> [Requirement]
Reproduce the material exactly, omitting nothing.

> [Provided data]
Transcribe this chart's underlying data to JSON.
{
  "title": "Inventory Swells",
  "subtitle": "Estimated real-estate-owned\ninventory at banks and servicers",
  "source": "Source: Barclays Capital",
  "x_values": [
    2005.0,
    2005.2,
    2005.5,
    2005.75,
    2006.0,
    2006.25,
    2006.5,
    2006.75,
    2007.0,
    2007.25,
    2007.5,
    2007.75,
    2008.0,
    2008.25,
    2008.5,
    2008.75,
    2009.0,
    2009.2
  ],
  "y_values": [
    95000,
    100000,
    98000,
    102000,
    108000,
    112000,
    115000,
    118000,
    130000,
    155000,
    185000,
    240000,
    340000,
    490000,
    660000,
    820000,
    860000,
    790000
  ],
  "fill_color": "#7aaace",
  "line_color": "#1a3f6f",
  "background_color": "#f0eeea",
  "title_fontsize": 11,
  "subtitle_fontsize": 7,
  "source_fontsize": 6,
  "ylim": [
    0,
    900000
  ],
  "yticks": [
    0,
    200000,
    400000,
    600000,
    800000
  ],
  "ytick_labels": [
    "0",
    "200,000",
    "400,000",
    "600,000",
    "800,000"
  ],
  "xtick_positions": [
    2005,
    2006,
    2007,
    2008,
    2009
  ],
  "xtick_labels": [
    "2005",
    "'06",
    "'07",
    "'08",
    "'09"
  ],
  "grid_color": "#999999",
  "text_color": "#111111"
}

> [Result of the task]
Transcribe this chart's underlying data to JSON.
{
  "title": "Inventory Swells",
  "subtitle": "Estimated real-estate-owned\ninventory at banks and servicers",
  "source": "Source: Barclays Capital",
  "x_values": [
    2005.0,
    2005.2,
    2005.5,
    2005.75,
    2006.0,
    2006.25,
    2006.5,
    2006.75,
    2007.0,
    2007.25,
    2007.5,
    2007.75,
    2008.0,
    2008.25,
    2008.5,
    2008.75,
    2009.0,
    2009.2
  ],
  "y_values": [
    95000,
    100000,
    98000,
    102000,
    108000,
    112000,
    115000,
    118000,
    130000,
    155000,
    185000,
    240000,
    340000,
    490000,
    660000,
    820000,
    860000,
    790000
  ],
  "fill_color": "#7aaace",
  "line_color": "#1a3f6f",
  "background_color": "#f0eeea",
  "title_fontsize": 11,
  "subtitle_fontsize": 7,
  "source_fontsize": 6,
  "ylim": [
    0,
    900000
  ],
  "yticks": [
    0,
    200000,
    400000,
    600000,
    800000
  ],
  "ytick_labels": [
    "0",
    "200,000",
    "400,000",
    "600,000",
    "800,000"
  ],
  "xtick_positions": [
    2005,
    2006,
    2007,
    2008,
    2009
  ],
  "xtick_labels": [
    "2005",
    "'06",
    "'07",
    "'08",
    "'09"
  ],
  "grid_color": "#999999",
  "text_color": "#111111"
}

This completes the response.